begin

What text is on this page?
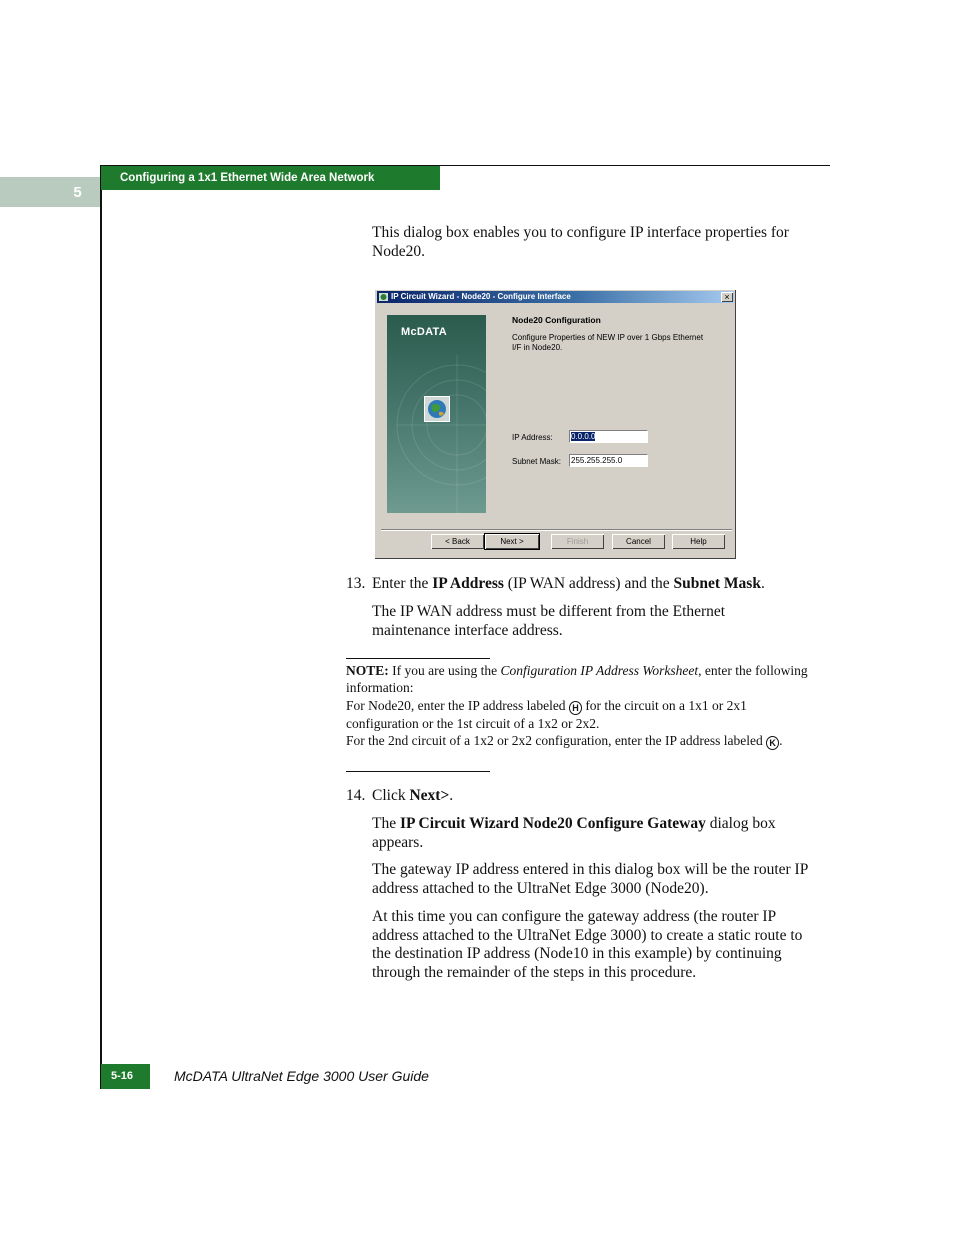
5
Configuring a 1x1 Ethernet Wide Area Network
This dialog box enables you to configure IP interface properties for Node20.
IP Circuit Wizard - Node20 - Configure Interface	×
McDATA
Node20 Configuration
Configure Properties of NEW IP over 1 Gbps Ethernet I/F in Node20.
IP Address: 0.0.0.0
Subnet Mask: 255.255.255.0
< Back	Next >	Finish	Cancel	Help
13. Enter the IP Address (IP WAN address) and the Subnet Mask.
The IP WAN address must be different from the Ethernet maintenance interface address.
NOTE: If you are using the Configuration IP Address Worksheet, enter the following information:
For Node20, enter the IP address labeled H for the circuit on a 1x1 or 2x1 configuration or the 1st circuit of a 1x2 or 2x2.
For the 2nd circuit of a 1x2 or 2x2 configuration, enter the IP address labeled K .
14. Click Next>.
The IP Circuit Wizard Node20 Configure Gateway dialog box appears.
The gateway IP address entered in this dialog box will be the router IP address attached to the UltraNet Edge 3000 (Node20).
At this time you can configure the gateway address (the router IP address attached to the UltraNet Edge 3000) to create a static route to the destination IP address (Node10 in this example) by continuing through the remainder of the steps in this procedure.
5-16	McDATA UltraNet Edge 3000 User Guide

end

STATED PROBLEM => Print all of the entries word for word. Omit the pictures they contain.

COMPLETED TASK =>
What text is on this page?
5
Configuring a 1x1 Ethernet Wide Area Network
This dialog box enables you to configure IP interface properties for Node20.
IP Circuit Wizard - Node20 - Configure Interface	×
McDATA
Node20 Configuration
Configure Properties of NEW IP over 1 Gbps Ethernet I/F in Node20.
IP Address: 0.0.0.0
Subnet Mask: 255.255.255.0
< Back	Next >	Finish	Cancel	Help
13. Enter the IP Address (IP WAN address) and the Subnet Mask.
The IP WAN address must be different from the Ethernet maintenance interface address.
NOTE: If you are using the Configuration IP Address Worksheet, enter the following information:
For Node20, enter the IP address labeled H for the circuit on a 1x1 or 2x1 configuration or the 1st circuit of a 1x2 or 2x2.
For the 2nd circuit of a 1x2 or 2x2 configuration, enter the IP address labeled K .
14. Click Next>.
The IP Circuit Wizard Node20 Configure Gateway dialog box appears.
The gateway IP address entered in this dialog box will be the router IP address attached to the UltraNet Edge 3000 (Node20).
At this time you can configure the gateway address (the router IP address attached to the UltraNet Edge 3000) to create a static route to the destination IP address (Node10 in this example) by continuing through the remainder of the steps in this procedure.
5-16	McDATA UltraNet Edge 3000 User Guide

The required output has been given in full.